— Start —
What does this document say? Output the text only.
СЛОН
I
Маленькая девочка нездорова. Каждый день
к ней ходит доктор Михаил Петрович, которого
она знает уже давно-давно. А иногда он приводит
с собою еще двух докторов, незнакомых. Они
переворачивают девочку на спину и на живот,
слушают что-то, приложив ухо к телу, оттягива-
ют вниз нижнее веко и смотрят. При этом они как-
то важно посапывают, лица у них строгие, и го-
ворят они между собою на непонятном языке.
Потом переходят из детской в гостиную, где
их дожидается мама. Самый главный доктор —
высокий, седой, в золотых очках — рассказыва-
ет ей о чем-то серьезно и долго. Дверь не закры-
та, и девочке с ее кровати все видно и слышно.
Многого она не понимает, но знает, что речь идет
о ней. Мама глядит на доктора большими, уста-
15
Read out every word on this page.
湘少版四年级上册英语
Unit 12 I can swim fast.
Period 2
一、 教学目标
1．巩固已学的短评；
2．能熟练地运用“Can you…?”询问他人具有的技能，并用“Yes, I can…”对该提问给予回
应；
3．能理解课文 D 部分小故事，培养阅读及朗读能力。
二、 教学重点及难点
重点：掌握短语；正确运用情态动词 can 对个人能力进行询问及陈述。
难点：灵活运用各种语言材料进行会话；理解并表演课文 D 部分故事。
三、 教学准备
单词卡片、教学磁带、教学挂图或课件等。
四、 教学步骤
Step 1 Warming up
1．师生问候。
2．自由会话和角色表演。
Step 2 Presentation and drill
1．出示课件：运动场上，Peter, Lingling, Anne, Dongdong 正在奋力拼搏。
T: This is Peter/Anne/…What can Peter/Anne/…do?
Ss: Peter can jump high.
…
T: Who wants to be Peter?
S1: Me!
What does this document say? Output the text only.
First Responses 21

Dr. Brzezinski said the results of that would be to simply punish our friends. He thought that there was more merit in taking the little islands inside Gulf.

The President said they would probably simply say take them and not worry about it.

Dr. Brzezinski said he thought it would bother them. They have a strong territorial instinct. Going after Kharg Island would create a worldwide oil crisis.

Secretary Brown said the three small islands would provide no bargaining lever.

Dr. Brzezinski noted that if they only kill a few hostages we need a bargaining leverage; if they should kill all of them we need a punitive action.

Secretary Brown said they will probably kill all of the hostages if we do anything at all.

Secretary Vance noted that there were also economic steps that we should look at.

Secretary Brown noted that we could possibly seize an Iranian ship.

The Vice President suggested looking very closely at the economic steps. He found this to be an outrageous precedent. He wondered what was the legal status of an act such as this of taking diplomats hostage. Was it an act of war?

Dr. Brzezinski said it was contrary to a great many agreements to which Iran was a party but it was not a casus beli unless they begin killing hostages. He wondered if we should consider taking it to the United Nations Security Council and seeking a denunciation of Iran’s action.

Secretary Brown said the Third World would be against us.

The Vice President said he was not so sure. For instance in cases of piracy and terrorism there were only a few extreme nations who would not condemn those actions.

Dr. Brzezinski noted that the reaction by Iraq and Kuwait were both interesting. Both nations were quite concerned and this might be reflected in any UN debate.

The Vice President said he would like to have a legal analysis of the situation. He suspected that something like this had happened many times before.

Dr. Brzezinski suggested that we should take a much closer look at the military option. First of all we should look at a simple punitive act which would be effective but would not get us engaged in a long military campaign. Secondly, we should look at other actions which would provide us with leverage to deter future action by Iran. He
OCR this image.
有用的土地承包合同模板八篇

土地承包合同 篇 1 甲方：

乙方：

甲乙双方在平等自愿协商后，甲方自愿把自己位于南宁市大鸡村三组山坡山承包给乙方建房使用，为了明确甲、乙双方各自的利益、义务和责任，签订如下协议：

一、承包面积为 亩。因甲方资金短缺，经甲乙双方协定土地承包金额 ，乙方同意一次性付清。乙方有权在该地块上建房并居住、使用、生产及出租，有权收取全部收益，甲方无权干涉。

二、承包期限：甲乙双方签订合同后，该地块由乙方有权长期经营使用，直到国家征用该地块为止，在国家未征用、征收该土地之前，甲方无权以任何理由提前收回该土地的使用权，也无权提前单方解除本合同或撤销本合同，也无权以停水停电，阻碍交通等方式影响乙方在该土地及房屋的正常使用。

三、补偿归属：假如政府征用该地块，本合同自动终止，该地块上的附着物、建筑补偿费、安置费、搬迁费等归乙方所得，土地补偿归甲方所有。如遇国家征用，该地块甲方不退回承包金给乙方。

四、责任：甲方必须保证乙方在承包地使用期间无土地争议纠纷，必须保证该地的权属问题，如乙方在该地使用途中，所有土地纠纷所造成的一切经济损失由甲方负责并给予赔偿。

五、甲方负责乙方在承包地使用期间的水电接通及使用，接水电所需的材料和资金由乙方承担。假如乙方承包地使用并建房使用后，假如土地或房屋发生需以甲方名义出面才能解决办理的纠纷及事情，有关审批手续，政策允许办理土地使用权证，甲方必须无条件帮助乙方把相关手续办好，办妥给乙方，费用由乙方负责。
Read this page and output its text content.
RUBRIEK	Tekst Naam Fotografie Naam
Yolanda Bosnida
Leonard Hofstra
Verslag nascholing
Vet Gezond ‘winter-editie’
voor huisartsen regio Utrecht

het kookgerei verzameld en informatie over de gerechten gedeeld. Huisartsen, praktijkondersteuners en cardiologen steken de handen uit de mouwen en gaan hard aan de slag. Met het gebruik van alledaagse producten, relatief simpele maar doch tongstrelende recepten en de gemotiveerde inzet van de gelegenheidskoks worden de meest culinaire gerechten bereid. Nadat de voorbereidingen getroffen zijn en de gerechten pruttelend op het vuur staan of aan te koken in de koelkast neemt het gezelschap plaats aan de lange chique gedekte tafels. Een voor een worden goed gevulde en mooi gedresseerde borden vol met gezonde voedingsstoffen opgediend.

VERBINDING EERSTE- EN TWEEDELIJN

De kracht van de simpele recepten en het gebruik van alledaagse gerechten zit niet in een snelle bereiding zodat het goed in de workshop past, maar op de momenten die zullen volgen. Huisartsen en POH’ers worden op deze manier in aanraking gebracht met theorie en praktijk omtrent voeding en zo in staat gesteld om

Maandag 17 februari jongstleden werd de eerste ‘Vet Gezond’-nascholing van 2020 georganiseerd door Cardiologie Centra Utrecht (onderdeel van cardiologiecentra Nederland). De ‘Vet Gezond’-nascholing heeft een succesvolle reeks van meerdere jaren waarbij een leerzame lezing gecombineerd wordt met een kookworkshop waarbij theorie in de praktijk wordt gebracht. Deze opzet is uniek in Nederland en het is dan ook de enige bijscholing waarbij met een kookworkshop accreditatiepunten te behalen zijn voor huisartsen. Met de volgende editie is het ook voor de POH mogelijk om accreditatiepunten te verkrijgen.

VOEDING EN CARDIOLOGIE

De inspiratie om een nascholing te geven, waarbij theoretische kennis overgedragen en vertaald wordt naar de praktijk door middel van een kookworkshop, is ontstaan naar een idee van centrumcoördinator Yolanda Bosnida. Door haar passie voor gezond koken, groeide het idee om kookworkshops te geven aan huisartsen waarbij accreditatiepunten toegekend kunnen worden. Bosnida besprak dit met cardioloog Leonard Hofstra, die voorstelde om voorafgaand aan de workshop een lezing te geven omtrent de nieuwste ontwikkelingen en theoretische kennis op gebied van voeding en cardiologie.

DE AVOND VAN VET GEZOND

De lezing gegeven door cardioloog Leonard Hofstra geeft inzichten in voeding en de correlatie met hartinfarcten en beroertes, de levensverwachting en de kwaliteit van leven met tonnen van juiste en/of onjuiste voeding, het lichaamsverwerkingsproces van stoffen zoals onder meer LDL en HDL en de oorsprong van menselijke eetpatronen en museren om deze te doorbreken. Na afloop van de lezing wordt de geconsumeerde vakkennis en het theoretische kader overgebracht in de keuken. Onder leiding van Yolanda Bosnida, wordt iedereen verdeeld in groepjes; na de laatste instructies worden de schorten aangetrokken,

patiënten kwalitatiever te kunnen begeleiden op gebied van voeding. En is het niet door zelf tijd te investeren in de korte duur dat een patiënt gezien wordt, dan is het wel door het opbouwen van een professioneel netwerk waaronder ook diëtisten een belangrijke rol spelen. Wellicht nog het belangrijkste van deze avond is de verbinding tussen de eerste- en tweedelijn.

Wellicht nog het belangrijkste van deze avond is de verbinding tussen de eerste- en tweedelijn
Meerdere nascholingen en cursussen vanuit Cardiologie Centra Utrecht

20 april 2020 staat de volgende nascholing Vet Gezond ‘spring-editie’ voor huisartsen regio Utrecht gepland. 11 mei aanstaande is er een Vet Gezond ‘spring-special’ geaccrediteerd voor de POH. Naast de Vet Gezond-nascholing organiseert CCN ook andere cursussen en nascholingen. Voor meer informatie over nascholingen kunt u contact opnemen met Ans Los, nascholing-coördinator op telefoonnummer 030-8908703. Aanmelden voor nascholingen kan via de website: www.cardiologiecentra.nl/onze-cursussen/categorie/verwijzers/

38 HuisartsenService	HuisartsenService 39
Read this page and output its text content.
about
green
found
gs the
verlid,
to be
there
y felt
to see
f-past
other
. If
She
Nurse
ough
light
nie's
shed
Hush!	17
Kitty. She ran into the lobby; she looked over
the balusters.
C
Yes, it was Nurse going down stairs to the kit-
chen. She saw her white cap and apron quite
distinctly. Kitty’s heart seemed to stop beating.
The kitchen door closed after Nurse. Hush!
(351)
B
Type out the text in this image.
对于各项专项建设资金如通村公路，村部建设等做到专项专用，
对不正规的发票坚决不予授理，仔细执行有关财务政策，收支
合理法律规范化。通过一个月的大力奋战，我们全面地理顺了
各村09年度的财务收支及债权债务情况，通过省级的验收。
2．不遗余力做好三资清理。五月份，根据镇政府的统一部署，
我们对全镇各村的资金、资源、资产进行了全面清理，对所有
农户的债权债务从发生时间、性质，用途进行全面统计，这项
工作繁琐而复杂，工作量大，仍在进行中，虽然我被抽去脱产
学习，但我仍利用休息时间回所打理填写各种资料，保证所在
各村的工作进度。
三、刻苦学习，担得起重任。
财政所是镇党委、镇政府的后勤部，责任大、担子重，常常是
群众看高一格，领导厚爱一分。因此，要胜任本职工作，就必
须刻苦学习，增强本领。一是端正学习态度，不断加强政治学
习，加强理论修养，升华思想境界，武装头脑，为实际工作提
— End —
#### WHAT IS EXPECTED
Give only the number of lines in the entries that contain "Hush".

#### CORRECT OUTPUT
2